__EXERCISE REQUIREMENTS__
Lines that contain the string "desc" are to be copied; leave out all others.

__RECORDS FOR THE TASK__
┄┄┄┄┄┄┄┄┄┄┄┄┄┄┄┄┄┄┄┄

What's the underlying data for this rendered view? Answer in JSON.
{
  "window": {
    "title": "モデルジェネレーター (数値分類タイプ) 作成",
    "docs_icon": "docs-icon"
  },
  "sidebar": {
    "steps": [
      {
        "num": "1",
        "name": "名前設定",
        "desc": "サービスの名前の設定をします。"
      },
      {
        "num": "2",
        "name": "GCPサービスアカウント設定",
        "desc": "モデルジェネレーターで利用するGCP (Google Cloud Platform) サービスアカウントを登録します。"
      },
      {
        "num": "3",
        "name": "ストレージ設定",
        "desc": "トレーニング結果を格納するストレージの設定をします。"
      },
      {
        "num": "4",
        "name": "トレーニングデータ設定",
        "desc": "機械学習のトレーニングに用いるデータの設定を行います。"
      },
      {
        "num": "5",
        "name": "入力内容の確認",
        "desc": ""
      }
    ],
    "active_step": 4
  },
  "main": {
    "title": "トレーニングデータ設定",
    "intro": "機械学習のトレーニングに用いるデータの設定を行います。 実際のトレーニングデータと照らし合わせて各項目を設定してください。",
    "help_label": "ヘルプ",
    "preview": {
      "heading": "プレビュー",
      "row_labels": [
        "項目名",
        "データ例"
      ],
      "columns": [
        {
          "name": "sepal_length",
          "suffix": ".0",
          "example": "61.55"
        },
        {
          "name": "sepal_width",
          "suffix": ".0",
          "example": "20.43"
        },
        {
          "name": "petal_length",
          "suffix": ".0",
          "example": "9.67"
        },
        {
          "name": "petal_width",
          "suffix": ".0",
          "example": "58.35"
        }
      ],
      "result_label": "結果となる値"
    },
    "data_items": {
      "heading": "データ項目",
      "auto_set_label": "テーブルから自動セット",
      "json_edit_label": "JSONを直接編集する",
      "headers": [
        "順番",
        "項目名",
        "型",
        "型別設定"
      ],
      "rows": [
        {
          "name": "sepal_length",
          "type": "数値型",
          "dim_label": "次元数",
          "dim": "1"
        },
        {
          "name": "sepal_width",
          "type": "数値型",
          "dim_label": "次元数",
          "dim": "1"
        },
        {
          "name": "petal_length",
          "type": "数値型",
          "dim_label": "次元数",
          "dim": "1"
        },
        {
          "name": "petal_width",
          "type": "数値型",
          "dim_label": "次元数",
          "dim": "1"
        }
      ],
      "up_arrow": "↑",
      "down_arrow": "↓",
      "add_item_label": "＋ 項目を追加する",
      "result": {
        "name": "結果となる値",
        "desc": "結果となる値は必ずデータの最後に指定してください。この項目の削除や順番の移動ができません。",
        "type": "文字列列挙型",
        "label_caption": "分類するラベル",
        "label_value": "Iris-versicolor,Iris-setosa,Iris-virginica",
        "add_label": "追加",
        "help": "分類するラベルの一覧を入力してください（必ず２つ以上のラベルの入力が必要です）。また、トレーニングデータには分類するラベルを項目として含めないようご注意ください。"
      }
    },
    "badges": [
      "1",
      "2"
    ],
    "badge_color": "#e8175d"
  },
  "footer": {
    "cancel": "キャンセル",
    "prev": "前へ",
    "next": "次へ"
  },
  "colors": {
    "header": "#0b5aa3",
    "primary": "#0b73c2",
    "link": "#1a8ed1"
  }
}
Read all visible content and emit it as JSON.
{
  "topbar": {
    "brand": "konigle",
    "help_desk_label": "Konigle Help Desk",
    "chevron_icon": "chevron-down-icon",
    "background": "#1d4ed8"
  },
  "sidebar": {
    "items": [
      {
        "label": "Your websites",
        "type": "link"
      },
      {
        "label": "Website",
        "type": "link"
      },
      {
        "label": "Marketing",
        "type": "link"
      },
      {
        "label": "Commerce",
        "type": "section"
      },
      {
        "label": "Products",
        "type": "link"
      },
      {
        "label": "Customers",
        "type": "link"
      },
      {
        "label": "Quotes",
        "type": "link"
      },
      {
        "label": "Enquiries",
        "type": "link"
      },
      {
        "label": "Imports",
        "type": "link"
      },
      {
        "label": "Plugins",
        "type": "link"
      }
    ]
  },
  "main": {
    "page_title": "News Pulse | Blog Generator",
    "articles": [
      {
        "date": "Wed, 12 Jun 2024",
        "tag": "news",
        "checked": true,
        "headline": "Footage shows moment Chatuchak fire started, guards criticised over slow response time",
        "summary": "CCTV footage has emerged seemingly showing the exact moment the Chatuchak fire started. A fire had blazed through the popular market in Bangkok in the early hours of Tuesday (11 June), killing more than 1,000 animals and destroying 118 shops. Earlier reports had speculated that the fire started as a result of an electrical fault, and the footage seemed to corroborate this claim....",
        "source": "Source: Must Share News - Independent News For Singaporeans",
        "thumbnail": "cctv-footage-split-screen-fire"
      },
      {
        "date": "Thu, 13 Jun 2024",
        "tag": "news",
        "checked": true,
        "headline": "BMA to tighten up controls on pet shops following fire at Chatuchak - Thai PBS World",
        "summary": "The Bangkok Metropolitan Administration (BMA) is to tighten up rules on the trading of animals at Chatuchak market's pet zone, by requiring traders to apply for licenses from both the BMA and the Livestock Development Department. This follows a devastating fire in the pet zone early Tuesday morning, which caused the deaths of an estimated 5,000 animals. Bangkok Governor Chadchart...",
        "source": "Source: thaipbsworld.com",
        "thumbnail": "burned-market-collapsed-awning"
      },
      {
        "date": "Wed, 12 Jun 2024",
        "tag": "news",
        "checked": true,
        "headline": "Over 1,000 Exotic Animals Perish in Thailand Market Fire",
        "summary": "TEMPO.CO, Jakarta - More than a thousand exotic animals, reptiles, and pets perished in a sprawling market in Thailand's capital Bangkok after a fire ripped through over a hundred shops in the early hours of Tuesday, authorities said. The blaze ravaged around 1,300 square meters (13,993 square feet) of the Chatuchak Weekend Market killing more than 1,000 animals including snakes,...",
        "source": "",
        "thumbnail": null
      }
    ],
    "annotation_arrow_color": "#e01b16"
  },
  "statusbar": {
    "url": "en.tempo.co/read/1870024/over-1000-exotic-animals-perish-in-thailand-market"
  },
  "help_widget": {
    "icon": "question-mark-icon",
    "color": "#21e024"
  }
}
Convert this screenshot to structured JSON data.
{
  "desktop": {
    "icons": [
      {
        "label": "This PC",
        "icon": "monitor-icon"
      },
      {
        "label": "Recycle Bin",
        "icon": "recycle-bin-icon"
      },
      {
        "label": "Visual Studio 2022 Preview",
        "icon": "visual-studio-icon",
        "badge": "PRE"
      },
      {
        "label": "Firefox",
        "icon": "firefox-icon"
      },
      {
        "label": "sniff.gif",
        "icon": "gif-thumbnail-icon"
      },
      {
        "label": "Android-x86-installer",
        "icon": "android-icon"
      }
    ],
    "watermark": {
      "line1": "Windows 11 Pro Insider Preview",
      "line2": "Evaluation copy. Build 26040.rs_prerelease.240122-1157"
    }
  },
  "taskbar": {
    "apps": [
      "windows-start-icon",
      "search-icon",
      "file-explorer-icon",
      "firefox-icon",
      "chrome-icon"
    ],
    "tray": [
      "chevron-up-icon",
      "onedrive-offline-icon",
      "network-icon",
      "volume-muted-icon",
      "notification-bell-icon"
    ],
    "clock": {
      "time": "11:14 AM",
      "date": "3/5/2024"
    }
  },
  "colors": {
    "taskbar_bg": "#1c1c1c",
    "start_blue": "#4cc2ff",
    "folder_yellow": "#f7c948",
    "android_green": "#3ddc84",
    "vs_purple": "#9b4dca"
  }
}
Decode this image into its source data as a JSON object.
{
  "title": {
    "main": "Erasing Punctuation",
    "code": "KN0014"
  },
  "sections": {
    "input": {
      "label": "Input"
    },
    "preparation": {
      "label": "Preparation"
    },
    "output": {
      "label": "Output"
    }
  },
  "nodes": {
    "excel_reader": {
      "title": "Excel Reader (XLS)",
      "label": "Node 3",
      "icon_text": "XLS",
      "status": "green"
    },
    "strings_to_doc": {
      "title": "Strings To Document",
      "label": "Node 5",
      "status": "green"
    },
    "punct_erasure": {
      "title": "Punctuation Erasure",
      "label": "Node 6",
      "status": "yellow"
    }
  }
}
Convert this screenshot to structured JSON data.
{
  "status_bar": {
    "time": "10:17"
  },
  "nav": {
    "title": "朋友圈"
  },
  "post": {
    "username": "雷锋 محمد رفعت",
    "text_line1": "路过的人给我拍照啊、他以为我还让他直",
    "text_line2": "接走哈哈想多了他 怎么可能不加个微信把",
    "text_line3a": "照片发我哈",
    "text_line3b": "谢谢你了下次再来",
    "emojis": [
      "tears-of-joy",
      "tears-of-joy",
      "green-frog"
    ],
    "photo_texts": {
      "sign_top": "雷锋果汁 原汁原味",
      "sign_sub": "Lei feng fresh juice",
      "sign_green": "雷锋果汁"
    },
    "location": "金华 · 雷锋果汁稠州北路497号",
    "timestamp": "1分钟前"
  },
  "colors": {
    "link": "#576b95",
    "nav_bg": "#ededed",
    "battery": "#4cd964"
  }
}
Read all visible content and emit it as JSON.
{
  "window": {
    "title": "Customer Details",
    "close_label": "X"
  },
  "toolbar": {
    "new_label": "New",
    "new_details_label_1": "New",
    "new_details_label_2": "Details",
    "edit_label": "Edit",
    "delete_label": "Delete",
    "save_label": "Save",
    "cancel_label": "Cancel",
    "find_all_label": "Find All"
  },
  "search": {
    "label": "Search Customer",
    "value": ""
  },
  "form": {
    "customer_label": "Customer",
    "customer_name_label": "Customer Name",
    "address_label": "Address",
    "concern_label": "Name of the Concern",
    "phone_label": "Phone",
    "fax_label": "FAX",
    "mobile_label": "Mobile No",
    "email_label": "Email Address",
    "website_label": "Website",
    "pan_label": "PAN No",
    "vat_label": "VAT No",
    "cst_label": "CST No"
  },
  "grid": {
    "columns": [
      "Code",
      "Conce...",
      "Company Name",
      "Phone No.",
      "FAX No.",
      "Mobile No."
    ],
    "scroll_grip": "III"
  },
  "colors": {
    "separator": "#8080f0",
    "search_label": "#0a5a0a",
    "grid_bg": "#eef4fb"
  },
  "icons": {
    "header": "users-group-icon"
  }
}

┄┄┄┄┄┄┄┄┄┄┄┄┄┄┄┄┄┄┄┄

__FULL OUTPUT__
        "desc": "サービスの名前の設定をします。"
        "desc": "モデルジェネレーターで利用するGCP (Google Cloud Platform) サービスアカウントを登録します。"
        "desc": "トレーニング結果を格納するストレージの設定をします。"
        "desc": "機械学習のトレーニングに用いるデータの設定を行います。"
        "desc": ""
        "desc": "結果となる値は必ずデータの最後に指定してください。この項目の削除や順番の移動ができません。",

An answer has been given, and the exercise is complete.